* TASK OBJECTIVE: Output only the lines that run from the line holding "Output the text content of this document." to the end of the data below, including both ends, without any pictures.

start INPUT RECORDS

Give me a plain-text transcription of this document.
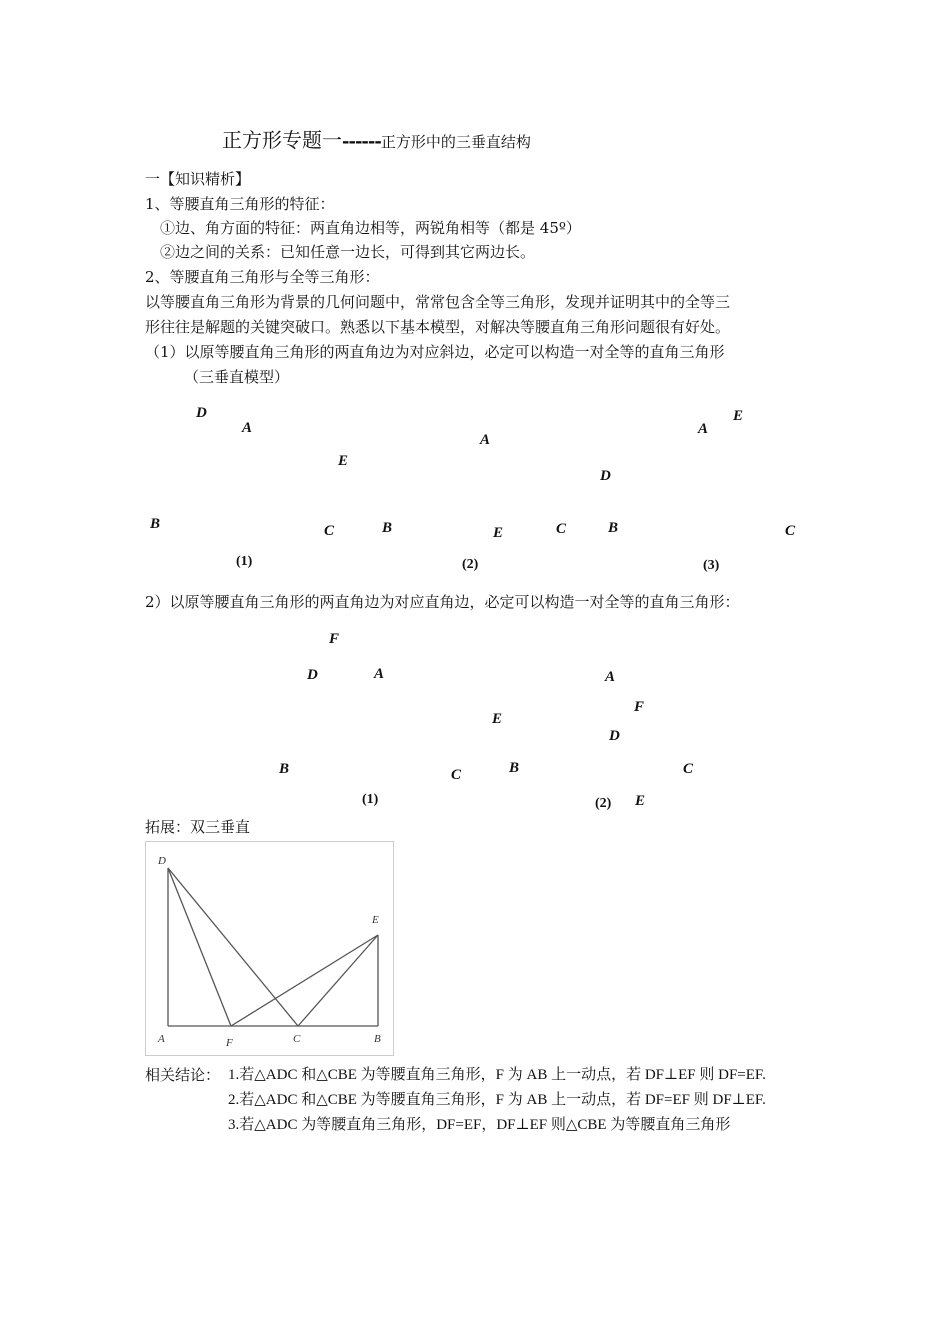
正方形专题一------正方形中的三垂直结构
一【知识精析】
1、等腰直角三角形的特征：
①边、角方面的特征：两直角边相等，两锐角相等（都是 45º）
②边之间的关系：已知任意一边长，可得到其它两边长。
2、等腰直角三角形与全等三角形：
以等腰直角三角形为背景的几何问题中，常常包含全等三角形，发现并证明其中的全等三
形往往是解题的关键突破口。熟悉以下基本模型，对解决等腰直角三角形问题很有好处。
（1）以原等腰直角三角形的两直角边为对应斜边，必定可以构造一对全等的直角三角形
（三垂直模型）
D
A
E
B	C	B
A
E
D
C	B
A
E
C
(1)	(2)	(3)
2）以原等腰直角三角形的两直角边为对应直角边，必定可以构造一对全等的直角三角形：
F
D	A
B
E
C
A
F
D
B	C
E
(1)	(2)
拓展：双三垂直
D
E
A	F	C	B
相关结论： 1.若△ADC 和△CBE 为等腰直角三角形，F 为 AB 上一动点，若 DF⊥EF 则 DF=EF.
2.若△ADC 和△CBE 为等腰直角三角形，F 为 AB 上一动点，若 DF=EF 则 DF⊥EF.
3.若△ADC 为等腰直角三角形，DF=EF，DF⊥EF 则△CBE 为等腰直角三角形
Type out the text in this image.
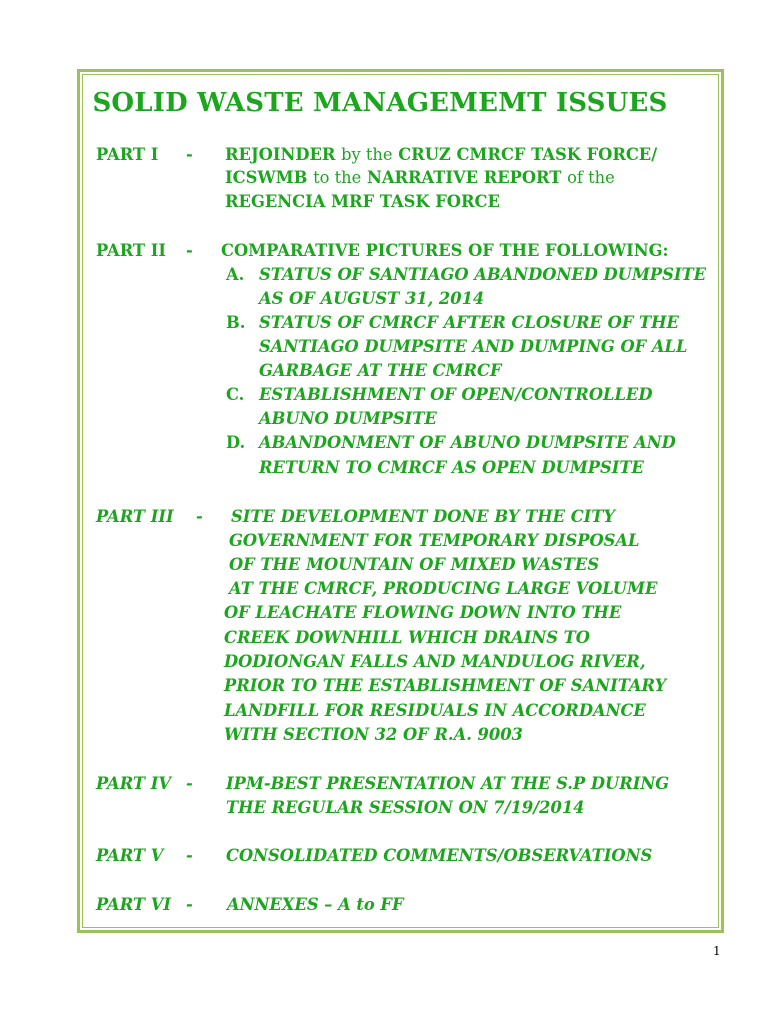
SOLID WASTE MANAGEMEMT ISSUES
PART I - REJOINDER by the CRUZ CMRCF TASK FORCE/
ICSWMB to the NARRATIVE REPORT of the
REGENCIA MRF TASK FORCE
PART II - COMPARATIVE PICTURES OF THE FOLLOWING:
A. STATUS OF SANTIAGO ABANDONED DUMPSITE
AS OF AUGUST 31, 2014
B. STATUS OF CMRCF AFTER CLOSURE OF THE
SANTIAGO DUMPSITE AND DUMPING OF ALL
GARBAGE AT THE CMRCF
C. ESTABLISHMENT OF OPEN/CONTROLLED
ABUNO DUMPSITE
D. ABANDONMENT OF ABUNO DUMPSITE AND
RETURN TO CMRCF AS OPEN DUMPSITE
PART III - SITE DEVELOPMENT DONE BY THE CITY
GOVERNMENT FOR TEMPORARY DISPOSAL
OF THE MOUNTAIN OF MIXED WASTES
AT THE CMRCF, PRODUCING LARGE VOLUME
OF LEACHATE FLOWING DOWN INTO THE
CREEK DOWNHILL WHICH DRAINS TO
DODIONGAN FALLS AND MANDULOG RIVER,
PRIOR TO THE ESTABLISHMENT OF SANITARY
LANDFILL FOR RESIDUALS IN ACCORDANCE
WITH SECTION 32 OF R.A. 9003
PART IV - IPM-BEST PRESENTATION AT THE S.P DURING
THE REGULAR SESSION ON 7/19/2014
PART V - CONSOLIDATED COMMENTS/OBSERVATIONS
PART VI - ANNEXES – A to FF
1
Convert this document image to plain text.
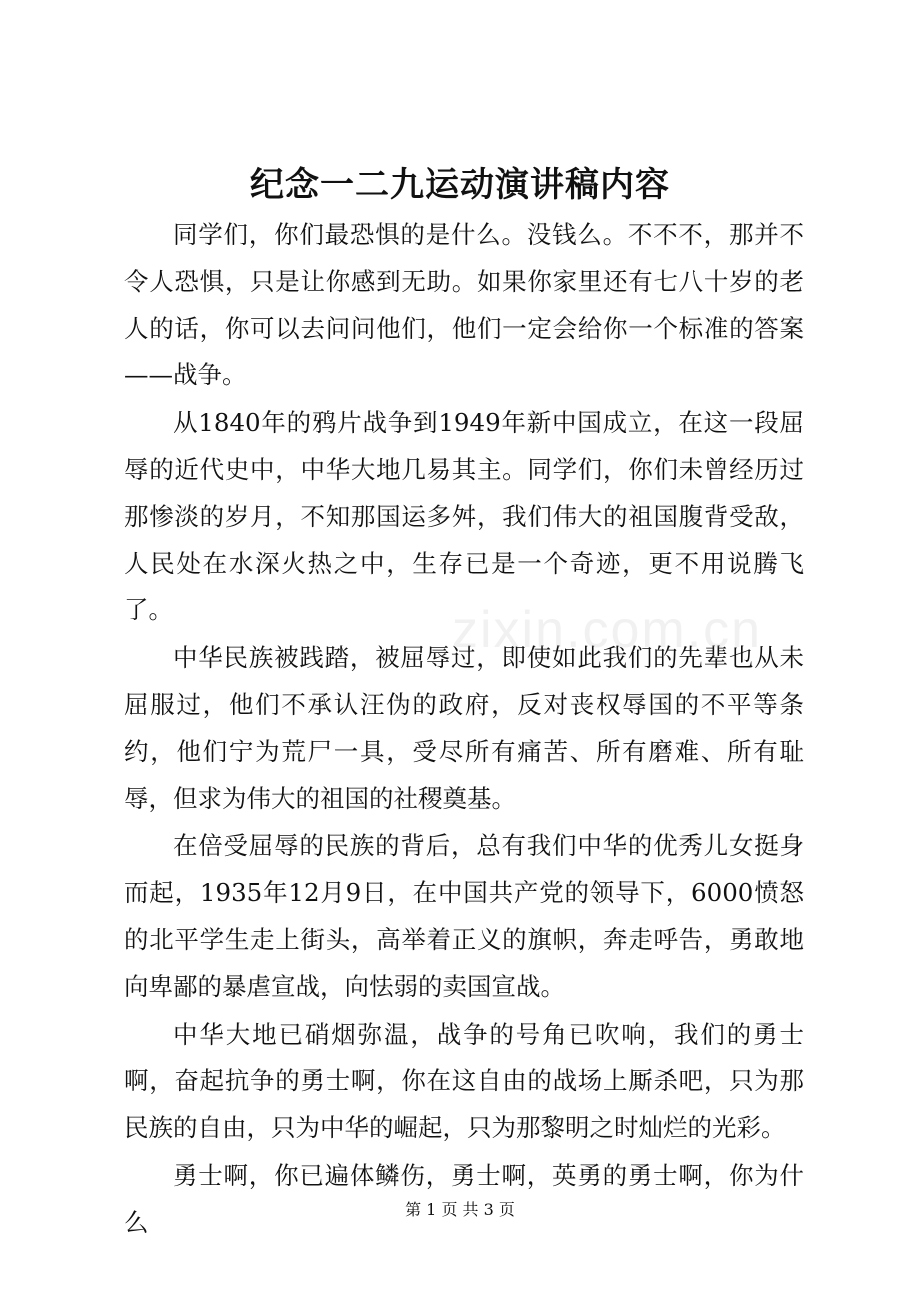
纪念一二九运动演讲稿内容

同学们，你们最恐惧的是什么。没钱么。不不不，那并不令人恐惧，只是让你感到无助。如果你家里还有七八十岁的老人的话，你可以去问问他们，他们一定会给你一个标准的答案——战争。

从1840年的鸦片战争到1949年新中国成立，在这一段屈辱的近代史中，中华大地几易其主。同学们，你们未曾经历过那惨淡的岁月，不知那国运多舛，我们伟大的祖国腹背受敌，人民处在水深火热之中，生存已是一个奇迹，更不用说腾飞了。

中华民族被践踏，被屈辱过，即使如此我们的先辈也从未屈服过，他们不承认汪伪的政府，反对丧权辱国的不平等条约，他们宁为荒尸一具，受尽所有痛苦、所有磨难、所有耻辱，但求为伟大的祖国的社稷奠基。

在倍受屈辱的民族的背后，总有我们中华的优秀儿女挺身而起，1935年12月9日，在中国共产党的领导下，6000愤怒的北平学生走上街头，高举着正义的旗帜，奔走呼告，勇敢地向卑鄙的暴虐宣战，向怯弱的卖国宣战。

中华大地已硝烟弥温，战争的号角已吹响，我们的勇士啊，奋起抗争的勇士啊，你在这自由的战场上厮杀吧，只为那民族的自由，只为中华的崛起，只为那黎明之时灿烂的光彩。

勇士啊，你已遍体鳞伤，勇士啊，英勇的勇士啊，你为什么

zixin.com.cn
第 1 页 共 3 页
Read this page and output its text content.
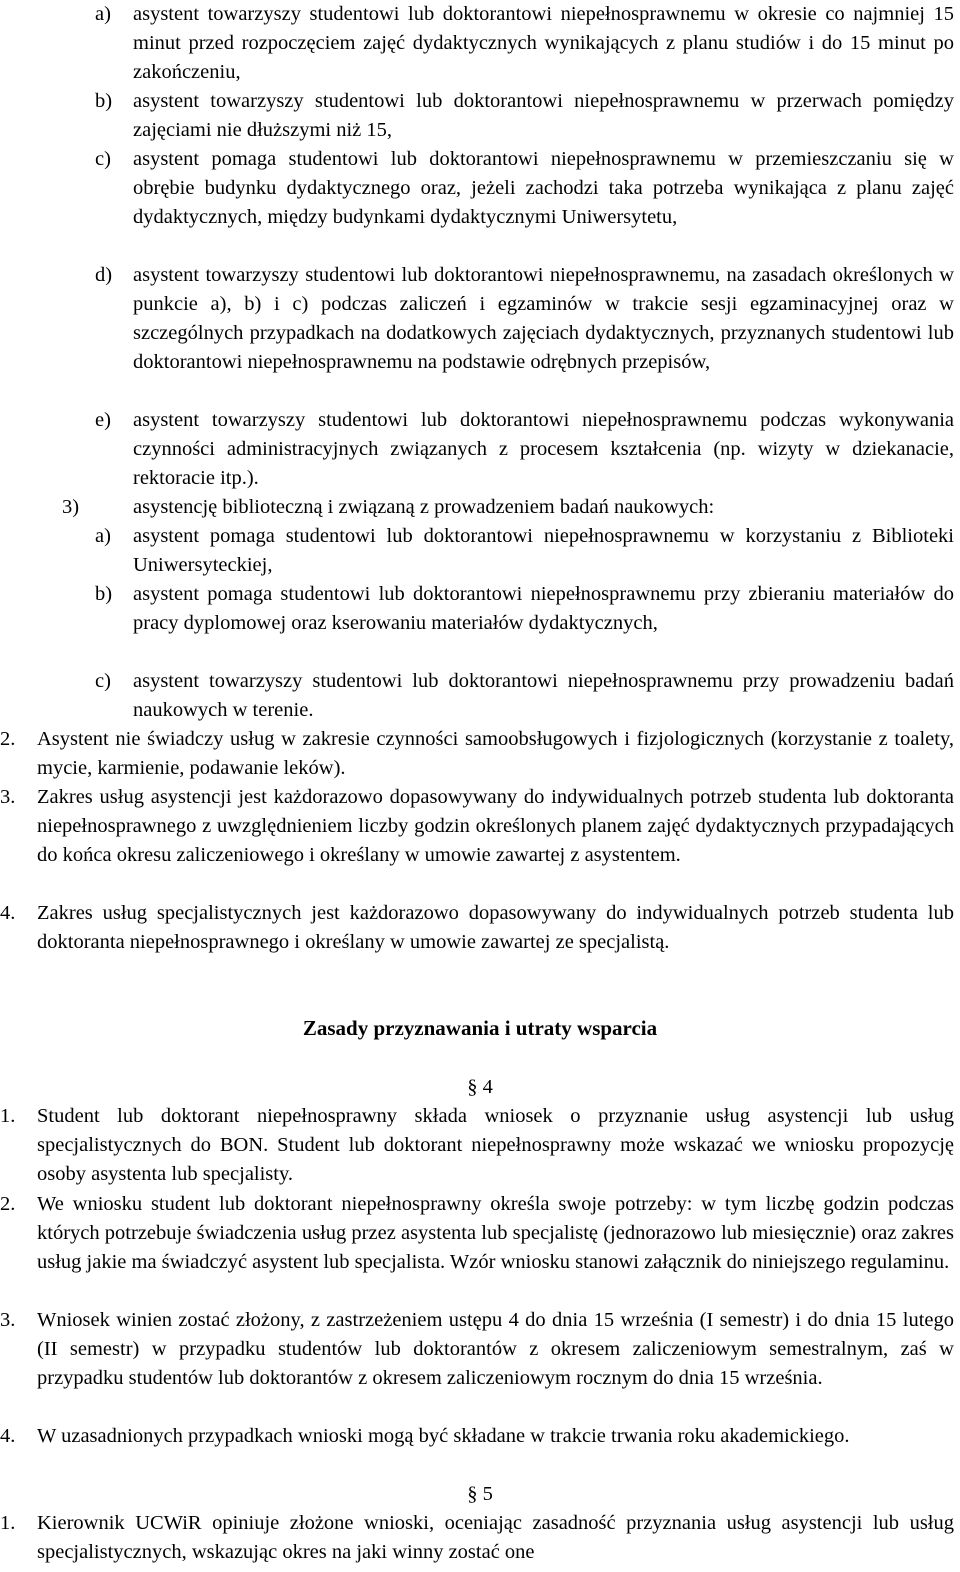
a) asystent towarzyszy studentowi lub doktorantowi niepełnosprawnemu w okresie co najmniej 15 minut przed rozpoczęciem zajęć dydaktycznych wynikających z planu studiów i do 15 minut po zakończeniu,
b) asystent towarzyszy studentowi lub doktorantowi niepełnosprawnemu w przerwach pomiędzy zajęciami nie dłuższymi niż 15,
c) asystent pomaga studentowi lub doktorantowi niepełnosprawnemu w przemieszczaniu się w obrębie budynku dydaktycznego oraz, jeżeli zachodzi taka potrzeba wynikająca z planu zajęć dydaktycznych, między budynkami dydaktycznymi Uniwersytetu,
d) asystent towarzyszy studentowi lub doktorantowi niepełnosprawnemu, na zasadach określonych w punkcie a), b) i c) podczas zaliczeń i egzaminów w trakcie sesji egzaminacyjnej oraz w szczególnych przypadkach na dodatkowych zajęciach dydaktycznych, przyznanych studentowi lub doktorantowi niepełnosprawnemu na podstawie odrębnych przepisów,
e) asystent towarzyszy studentowi lub doktorantowi niepełnosprawnemu podczas wykonywania czynności administracyjnych związanych z procesem kształcenia (np. wizyty w dziekanacie, rektoracie itp.).
3)	asystencję biblioteczną i związaną z prowadzeniem badań naukowych:
a) asystent pomaga studentowi lub doktorantowi niepełnosprawnemu w korzystaniu z Biblioteki Uniwersyteckiej,
b) asystent pomaga studentowi lub doktorantowi niepełnosprawnemu przy zbieraniu materiałów do pracy dyplomowej oraz kserowaniu materiałów dydaktycznych,
c) asystent towarzyszy studentowi lub doktorantowi niepełnosprawnemu przy prowadzeniu badań naukowych w terenie.
2. Asystent nie świadczy usług w zakresie czynności samoobsługowych i fizjologicznych (korzystanie z toalety, mycie, karmienie, podawanie leków).
3. Zakres usług asystencji jest każdorazowo dopasowywany do indywidualnych potrzeb studenta lub doktoranta niepełnosprawnego z uwzględnieniem liczby godzin określonych planem zajęć dydaktycznych przypadających do końca okresu zaliczeniowego i określany w umowie zawartej z asystentem.
4. Zakres usług specjalistycznych jest każdorazowo dopasowywany do indywidualnych potrzeb studenta lub doktoranta niepełnosprawnego i określany w umowie zawartej ze specjalistą.
Zasady przyznawania i utraty wsparcia
§ 4
1. Student lub doktorant niepełnosprawny składa wniosek o przyznanie usług asystencji lub usług specjalistycznych do BON. Student lub doktorant niepełnosprawny może wskazać we wniosku propozycję osoby asystenta lub specjalisty.
2. We wniosku student lub doktorant niepełnosprawny określa swoje potrzeby: w tym liczbę godzin podczas których potrzebuje świadczenia usług przez asystenta lub specjalistę (jednorazowo lub miesięcznie) oraz zakres usług jakie ma świadczyć asystent lub specjalista. Wzór wniosku stanowi załącznik do niniejszego regulaminu.
3. Wniosek winien zostać złożony, z zastrzeżeniem ustępu 4 do dnia 15 września (I semestr) i do dnia 15 lutego (II semestr) w przypadku studentów lub doktorantów z okresem zaliczeniowym semestralnym, zaś w przypadku studentów lub doktorantów z okresem zaliczeniowym rocznym do dnia 15 września.
4. W uzasadnionych przypadkach wnioski mogą być składane w trakcie trwania roku akademickiego.
§ 5
1. Kierownik UCWiR opiniuje złożone wnioski, oceniając zasadność przyznania usług asystencji lub usług specjalistycznych, wskazując okres na jaki winny zostać one
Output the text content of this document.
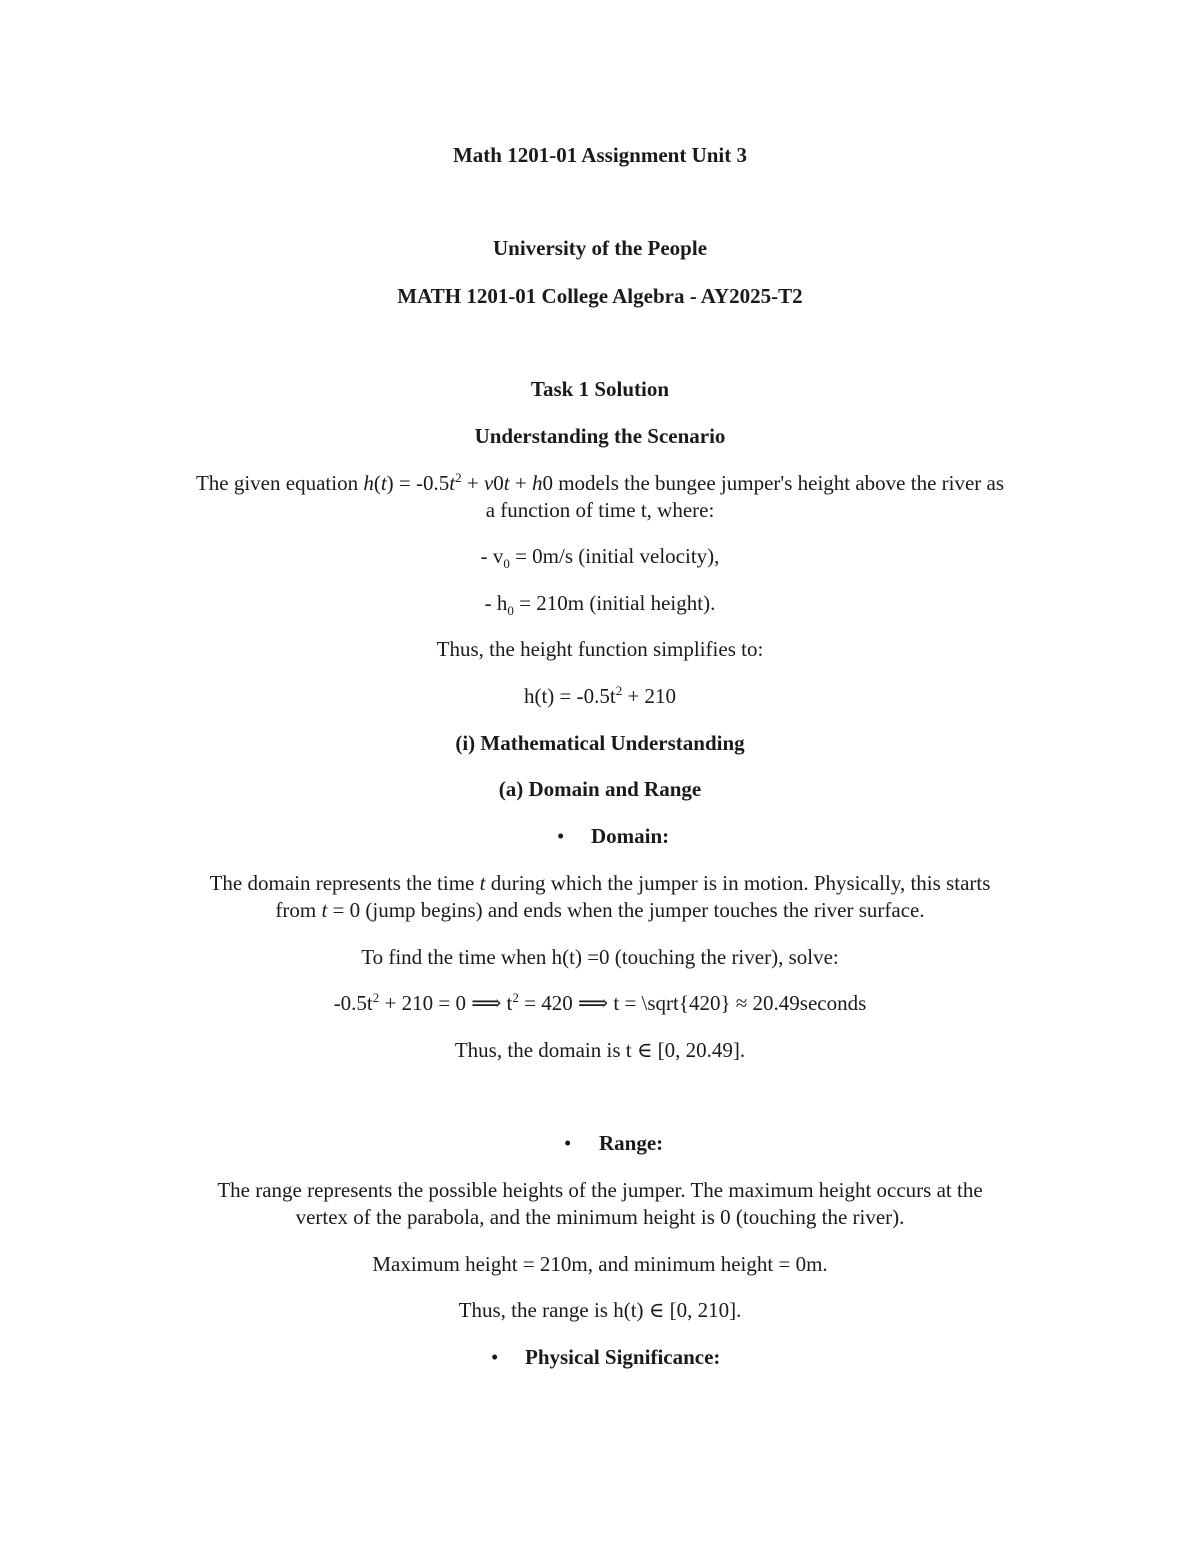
Math 1201-01 Assignment Unit 3
University of the People
MATH 1201-01 College Algebra - AY2025-T2
Task 1 Solution
Understanding the Scenario
The given equation $h(t) = -0.5t^2 + v0t + h0$ models the bungee jumper's height above the river as
a function of time t, where:
- $v_0 = 0m/s$ (initial velocity),
- $h_0 = 210m$ (initial height).
Thus, the height function simplifies to:
$h(t) = -0.5t^2 + 210$
(i) Mathematical Understanding
(a) Domain and Range
• Domain:
The domain represents the time t during which the jumper is in motion. Physically, this starts
from t = 0 (jump begins) and ends when the jumper touches the river surface.
To find the time when h(t) =0 (touching the river), solve:
$-0.5t^2 + 210 = 0$ ⟹ $t^2 = 420$ ⟹ t = \sqrt{420} ≈ 20.49seconds
Thus, the domain is t ∈ [0, 20.49].
• Range:
The range represents the possible heights of the jumper. The maximum height occurs at the
vertex of the parabola, and the minimum height is 0 (touching the river).
Maximum height = 210m, and minimum height = 0m.
Thus, the range is h(t) ∈ [0, 210].
• Physical Significance:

end INPUT RECORDS

* REPLY:
Output the text content of this document.
Math 1201-01 Assignment Unit 3
University of the People
MATH 1201-01 College Algebra - AY2025-T2
Task 1 Solution
Understanding the Scenario
The given equation $h(t) = -0.5t^2 + v0t + h0$ models the bungee jumper's height above the river as
a function of time t, where:
- $v_0 = 0m/s$ (initial velocity),
- $h_0 = 210m$ (initial height).
Thus, the height function simplifies to:
$h(t) = -0.5t^2 + 210$
(i) Mathematical Understanding
(a) Domain and Range
• Domain:
The domain represents the time t during which the jumper is in motion. Physically, this starts
from t = 0 (jump begins) and ends when the jumper touches the river surface.
To find the time when h(t) =0 (touching the river), solve:
$-0.5t^2 + 210 = 0$ ⟹ $t^2 = 420$ ⟹ t = \sqrt{420} ≈ 20.49seconds
Thus, the domain is t ∈ [0, 20.49].
• Range:
The range represents the possible heights of the jumper. The maximum height occurs at the
vertex of the parabola, and the minimum height is 0 (touching the river).
Maximum height = 210m, and minimum height = 0m.
Thus, the range is h(t) ∈ [0, 210].
• Physical Significance:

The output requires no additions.